* PROBLEM: Bring together all lines of the material below that contain the string "list".

* RAW DATA:
——

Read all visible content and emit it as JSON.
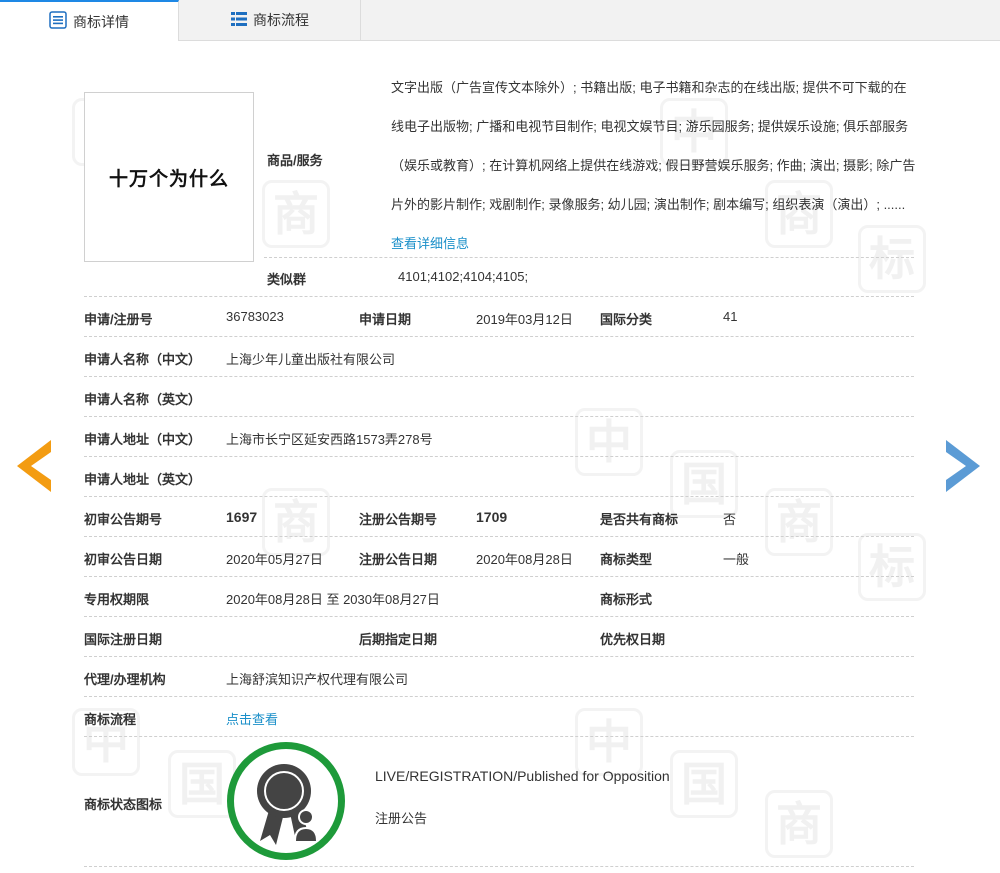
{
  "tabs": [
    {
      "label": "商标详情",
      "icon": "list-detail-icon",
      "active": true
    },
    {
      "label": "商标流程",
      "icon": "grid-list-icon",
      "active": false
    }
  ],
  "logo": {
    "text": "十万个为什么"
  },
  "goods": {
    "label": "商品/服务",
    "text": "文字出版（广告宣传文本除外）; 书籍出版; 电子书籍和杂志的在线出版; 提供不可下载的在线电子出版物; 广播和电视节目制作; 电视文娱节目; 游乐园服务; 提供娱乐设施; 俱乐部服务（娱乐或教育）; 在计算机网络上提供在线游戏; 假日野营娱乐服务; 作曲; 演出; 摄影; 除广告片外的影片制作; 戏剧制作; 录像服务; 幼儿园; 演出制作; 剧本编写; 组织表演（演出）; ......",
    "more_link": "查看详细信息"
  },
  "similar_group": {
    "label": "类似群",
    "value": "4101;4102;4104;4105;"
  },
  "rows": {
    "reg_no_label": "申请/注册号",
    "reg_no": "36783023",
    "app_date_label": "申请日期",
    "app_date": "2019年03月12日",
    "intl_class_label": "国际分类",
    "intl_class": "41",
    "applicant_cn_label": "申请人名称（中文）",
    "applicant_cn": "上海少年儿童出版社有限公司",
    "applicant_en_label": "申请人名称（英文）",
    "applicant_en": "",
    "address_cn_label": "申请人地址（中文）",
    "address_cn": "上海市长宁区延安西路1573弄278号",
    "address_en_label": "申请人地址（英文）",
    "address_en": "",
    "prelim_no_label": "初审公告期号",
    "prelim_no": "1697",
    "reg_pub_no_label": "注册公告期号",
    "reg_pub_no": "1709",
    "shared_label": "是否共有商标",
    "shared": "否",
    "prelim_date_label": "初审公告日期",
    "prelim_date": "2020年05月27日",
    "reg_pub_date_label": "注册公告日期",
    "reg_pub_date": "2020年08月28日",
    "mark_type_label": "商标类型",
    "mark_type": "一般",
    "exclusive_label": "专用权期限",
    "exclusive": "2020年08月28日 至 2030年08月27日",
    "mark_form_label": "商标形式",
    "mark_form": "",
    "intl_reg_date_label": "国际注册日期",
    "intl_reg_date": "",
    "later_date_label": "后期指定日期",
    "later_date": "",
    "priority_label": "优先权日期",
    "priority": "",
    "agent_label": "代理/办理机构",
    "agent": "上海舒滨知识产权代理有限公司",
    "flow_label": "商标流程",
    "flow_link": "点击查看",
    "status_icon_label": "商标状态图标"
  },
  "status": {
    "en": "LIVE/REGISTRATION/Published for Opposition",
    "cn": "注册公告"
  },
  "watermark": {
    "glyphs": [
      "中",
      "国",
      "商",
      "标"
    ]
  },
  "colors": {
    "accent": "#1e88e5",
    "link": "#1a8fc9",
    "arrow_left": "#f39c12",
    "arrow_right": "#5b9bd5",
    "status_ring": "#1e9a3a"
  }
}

——

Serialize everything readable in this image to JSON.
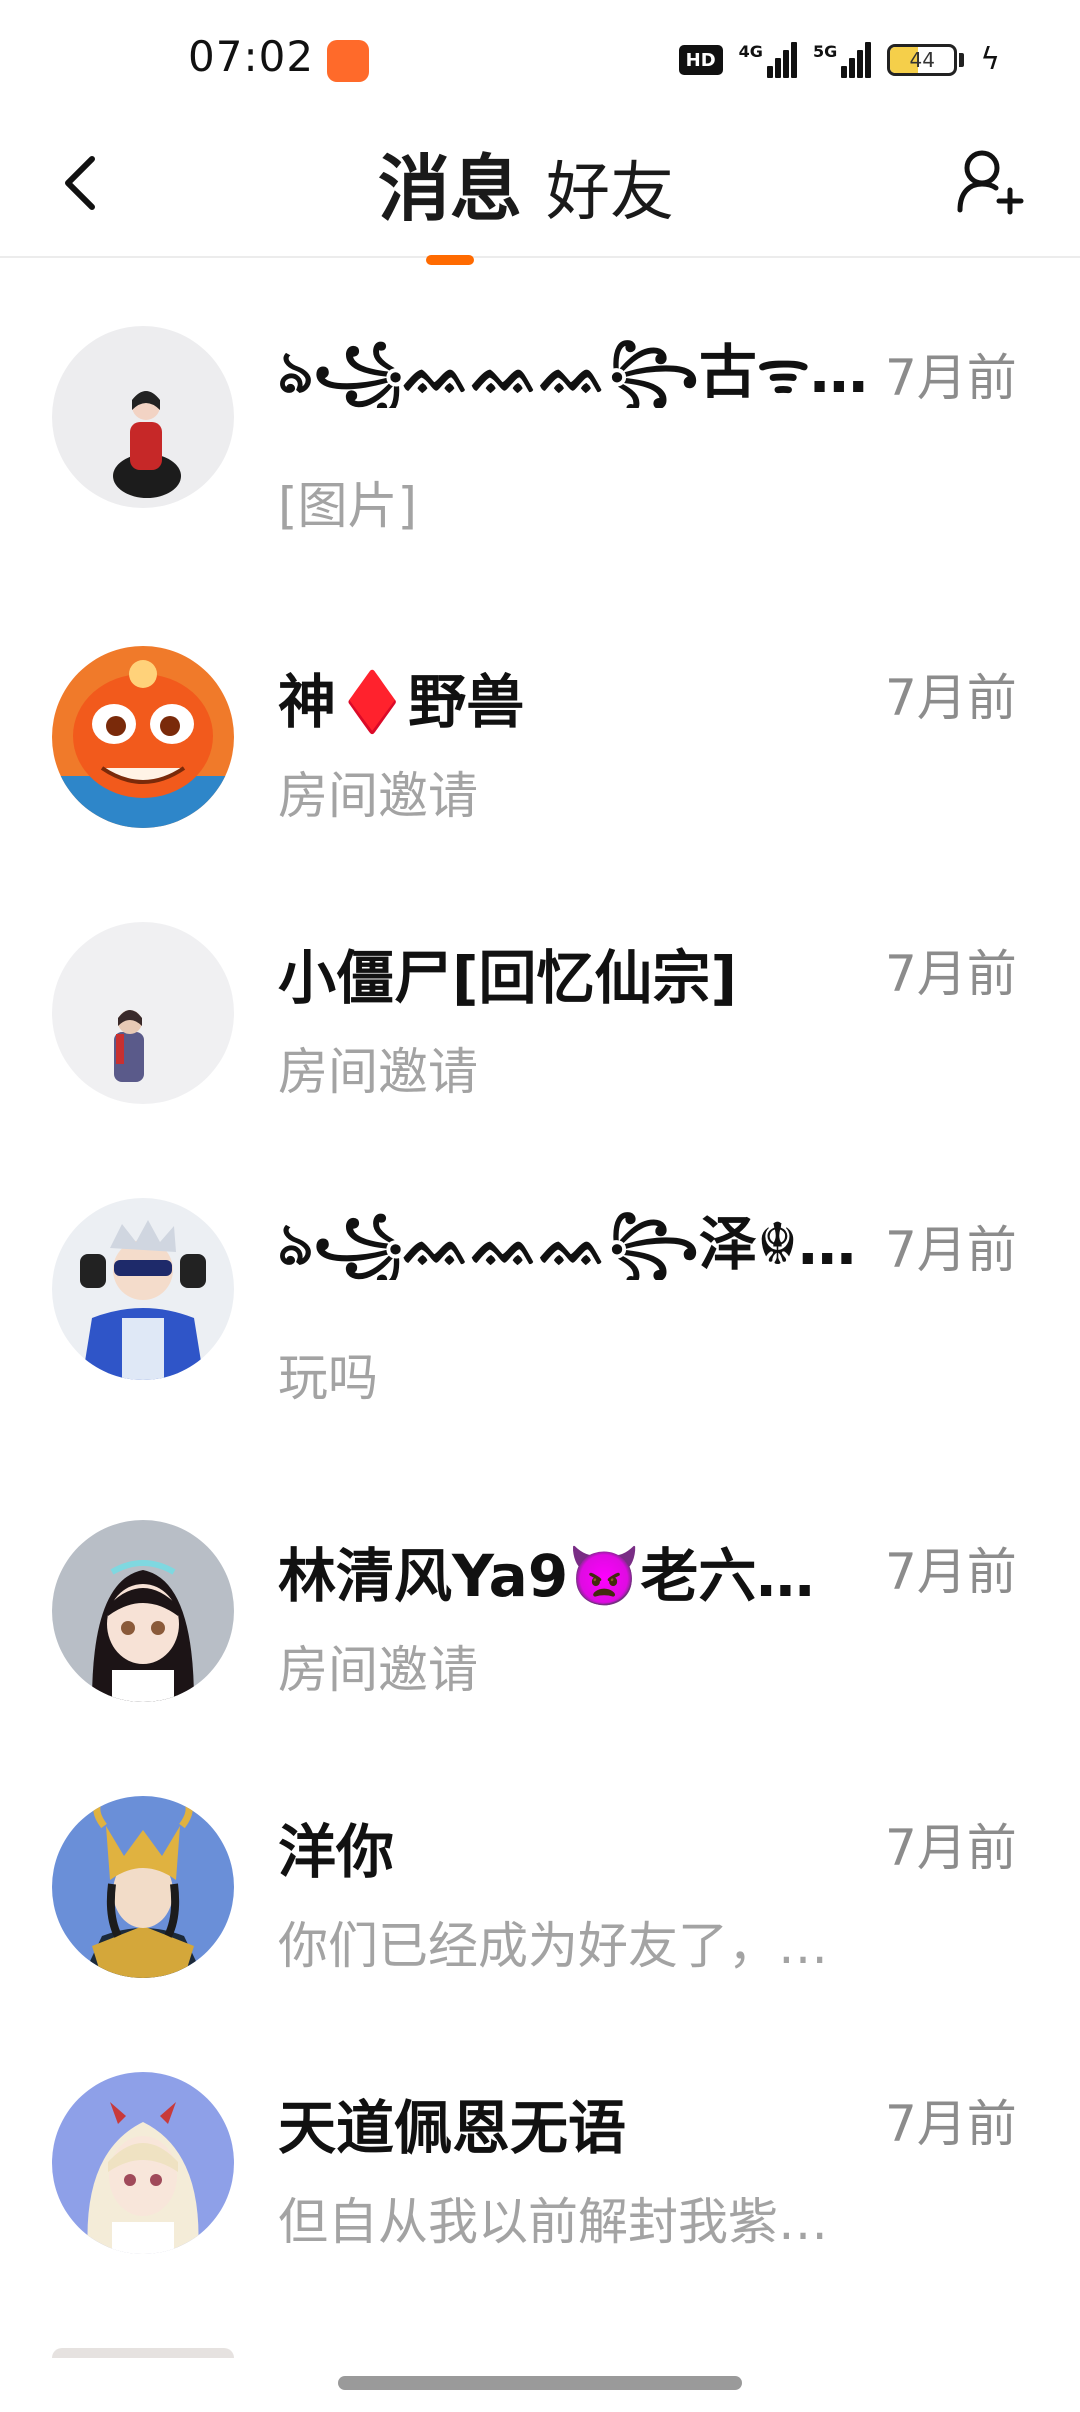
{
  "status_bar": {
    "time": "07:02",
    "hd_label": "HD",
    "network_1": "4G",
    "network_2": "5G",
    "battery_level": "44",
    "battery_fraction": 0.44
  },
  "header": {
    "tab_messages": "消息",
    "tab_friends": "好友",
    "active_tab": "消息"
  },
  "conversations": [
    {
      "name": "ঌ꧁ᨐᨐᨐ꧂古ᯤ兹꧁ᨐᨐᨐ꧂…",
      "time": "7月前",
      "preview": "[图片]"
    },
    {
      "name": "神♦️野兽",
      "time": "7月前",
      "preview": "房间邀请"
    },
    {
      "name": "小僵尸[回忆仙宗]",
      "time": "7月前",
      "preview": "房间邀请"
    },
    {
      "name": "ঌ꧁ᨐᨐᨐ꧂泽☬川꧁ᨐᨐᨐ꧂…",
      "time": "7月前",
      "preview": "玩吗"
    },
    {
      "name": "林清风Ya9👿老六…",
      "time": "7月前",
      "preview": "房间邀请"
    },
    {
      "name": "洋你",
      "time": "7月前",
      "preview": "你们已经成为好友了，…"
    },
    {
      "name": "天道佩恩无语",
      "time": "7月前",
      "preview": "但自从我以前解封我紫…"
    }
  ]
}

——

* THE REPLY:
      "icon": "list-detail-icon",
      "icon": "grid-list-icon",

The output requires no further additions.